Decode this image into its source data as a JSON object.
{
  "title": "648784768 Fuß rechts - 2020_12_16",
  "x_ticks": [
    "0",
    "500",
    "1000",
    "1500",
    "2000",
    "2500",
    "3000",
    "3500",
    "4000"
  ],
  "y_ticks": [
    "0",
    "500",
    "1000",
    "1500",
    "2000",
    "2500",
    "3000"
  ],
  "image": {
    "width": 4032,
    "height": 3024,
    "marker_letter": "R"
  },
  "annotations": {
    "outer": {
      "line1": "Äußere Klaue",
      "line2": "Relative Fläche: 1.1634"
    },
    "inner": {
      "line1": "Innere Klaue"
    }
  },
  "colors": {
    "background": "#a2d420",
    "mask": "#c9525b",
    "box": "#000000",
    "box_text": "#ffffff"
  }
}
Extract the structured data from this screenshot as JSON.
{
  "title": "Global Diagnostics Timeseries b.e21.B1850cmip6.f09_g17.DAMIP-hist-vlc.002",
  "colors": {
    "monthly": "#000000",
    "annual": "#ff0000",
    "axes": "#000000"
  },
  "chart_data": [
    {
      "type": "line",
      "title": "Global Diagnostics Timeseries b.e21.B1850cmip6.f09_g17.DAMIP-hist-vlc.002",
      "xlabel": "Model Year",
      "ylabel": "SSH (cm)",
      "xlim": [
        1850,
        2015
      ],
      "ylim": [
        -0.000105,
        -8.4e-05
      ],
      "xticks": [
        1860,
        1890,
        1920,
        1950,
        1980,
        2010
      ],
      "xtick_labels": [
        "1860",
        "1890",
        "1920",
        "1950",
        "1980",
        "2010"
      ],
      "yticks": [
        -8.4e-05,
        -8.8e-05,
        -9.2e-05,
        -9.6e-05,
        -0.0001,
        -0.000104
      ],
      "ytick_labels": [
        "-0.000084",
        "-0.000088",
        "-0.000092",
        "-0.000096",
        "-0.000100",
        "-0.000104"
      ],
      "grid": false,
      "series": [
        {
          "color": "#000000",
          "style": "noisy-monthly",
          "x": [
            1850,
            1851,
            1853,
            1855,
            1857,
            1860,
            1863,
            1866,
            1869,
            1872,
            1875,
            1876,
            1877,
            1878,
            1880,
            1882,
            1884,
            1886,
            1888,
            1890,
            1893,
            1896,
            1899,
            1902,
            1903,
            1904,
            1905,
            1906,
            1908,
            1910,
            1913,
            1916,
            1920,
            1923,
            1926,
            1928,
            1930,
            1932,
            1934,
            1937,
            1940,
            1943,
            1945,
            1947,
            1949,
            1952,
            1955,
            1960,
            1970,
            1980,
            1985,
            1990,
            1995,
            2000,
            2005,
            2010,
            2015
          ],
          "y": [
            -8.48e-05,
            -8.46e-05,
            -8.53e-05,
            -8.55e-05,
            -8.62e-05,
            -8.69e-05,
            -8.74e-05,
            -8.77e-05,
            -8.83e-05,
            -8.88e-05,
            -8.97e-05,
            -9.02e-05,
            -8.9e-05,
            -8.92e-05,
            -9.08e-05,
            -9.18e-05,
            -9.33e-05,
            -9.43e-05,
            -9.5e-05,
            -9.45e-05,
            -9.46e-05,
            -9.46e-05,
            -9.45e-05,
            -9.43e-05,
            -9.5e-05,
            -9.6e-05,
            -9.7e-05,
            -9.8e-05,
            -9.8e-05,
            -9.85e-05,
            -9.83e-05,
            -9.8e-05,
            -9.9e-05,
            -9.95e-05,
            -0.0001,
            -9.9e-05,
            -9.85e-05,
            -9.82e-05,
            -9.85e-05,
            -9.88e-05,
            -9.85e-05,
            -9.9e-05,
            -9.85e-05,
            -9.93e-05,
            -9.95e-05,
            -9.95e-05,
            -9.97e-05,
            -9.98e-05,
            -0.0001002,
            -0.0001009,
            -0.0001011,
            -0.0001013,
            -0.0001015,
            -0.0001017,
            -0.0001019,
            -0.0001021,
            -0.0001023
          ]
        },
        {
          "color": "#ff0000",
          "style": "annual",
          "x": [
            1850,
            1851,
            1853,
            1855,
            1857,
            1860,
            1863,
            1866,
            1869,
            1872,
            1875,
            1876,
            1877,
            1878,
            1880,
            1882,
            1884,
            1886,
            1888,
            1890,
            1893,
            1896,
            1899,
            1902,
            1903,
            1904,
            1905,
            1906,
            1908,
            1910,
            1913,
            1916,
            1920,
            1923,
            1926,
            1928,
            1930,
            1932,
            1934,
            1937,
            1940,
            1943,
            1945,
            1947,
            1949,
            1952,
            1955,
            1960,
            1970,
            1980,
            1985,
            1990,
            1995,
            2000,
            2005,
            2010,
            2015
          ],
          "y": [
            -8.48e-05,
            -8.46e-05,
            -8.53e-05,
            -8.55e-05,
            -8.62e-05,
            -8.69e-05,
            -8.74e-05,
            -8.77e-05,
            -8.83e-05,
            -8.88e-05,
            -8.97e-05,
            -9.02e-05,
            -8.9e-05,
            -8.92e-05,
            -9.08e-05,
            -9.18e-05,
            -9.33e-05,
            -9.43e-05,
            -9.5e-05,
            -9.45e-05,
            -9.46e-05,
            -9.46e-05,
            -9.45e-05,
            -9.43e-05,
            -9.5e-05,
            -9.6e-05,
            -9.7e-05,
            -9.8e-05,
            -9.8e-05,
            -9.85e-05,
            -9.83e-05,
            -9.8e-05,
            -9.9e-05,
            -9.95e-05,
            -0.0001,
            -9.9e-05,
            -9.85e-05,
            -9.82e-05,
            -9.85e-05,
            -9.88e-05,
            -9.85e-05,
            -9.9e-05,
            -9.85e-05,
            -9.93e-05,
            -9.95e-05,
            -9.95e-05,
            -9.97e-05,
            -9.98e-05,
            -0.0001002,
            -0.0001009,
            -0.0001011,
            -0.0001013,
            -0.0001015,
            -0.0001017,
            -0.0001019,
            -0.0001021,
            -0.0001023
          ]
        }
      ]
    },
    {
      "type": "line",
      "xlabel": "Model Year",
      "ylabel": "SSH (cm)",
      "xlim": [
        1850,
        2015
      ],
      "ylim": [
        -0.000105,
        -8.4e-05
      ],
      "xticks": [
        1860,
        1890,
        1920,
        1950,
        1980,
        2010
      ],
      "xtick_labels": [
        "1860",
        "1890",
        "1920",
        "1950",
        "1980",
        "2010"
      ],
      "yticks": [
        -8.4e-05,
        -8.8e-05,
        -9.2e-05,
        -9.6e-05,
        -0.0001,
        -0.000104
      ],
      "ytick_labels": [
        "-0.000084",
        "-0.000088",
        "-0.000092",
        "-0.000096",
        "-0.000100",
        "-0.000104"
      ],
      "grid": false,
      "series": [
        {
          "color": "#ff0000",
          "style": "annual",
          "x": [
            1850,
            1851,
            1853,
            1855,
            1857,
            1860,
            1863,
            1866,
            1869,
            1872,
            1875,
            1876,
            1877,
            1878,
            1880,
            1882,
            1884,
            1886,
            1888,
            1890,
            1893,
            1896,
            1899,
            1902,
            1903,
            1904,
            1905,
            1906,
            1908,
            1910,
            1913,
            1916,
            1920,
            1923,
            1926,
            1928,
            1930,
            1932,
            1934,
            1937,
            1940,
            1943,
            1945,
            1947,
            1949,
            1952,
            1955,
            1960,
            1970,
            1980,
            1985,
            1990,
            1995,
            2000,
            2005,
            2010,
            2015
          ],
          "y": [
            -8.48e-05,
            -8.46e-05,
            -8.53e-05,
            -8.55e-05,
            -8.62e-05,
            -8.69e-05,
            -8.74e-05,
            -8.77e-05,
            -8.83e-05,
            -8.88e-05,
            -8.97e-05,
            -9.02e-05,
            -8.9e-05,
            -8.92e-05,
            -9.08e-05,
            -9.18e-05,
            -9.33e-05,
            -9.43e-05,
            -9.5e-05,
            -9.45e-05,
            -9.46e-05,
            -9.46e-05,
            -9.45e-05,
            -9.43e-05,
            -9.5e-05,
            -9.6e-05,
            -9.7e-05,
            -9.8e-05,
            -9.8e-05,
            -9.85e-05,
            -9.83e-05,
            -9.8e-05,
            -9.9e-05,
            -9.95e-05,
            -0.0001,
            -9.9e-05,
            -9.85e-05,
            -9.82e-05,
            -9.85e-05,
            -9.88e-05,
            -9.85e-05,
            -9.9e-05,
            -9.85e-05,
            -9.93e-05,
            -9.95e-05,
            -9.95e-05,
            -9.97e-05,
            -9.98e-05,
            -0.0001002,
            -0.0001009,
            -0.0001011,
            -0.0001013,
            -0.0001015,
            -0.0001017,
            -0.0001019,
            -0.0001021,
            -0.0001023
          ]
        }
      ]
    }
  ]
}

======

EXERCISE DESCRIPTION:
Look through the data and show every line containing "Timeseries".

RESPONSE:
  "title": "Global Diagnostics Timeseries b.e21.B1850cmip6.f09_g17.DAMIP-hist-vlc.002",
      "title": "Global Diagnostics Timeseries b.e21.B1850cmip6.f09_g17.DAMIP-hist-vlc.002",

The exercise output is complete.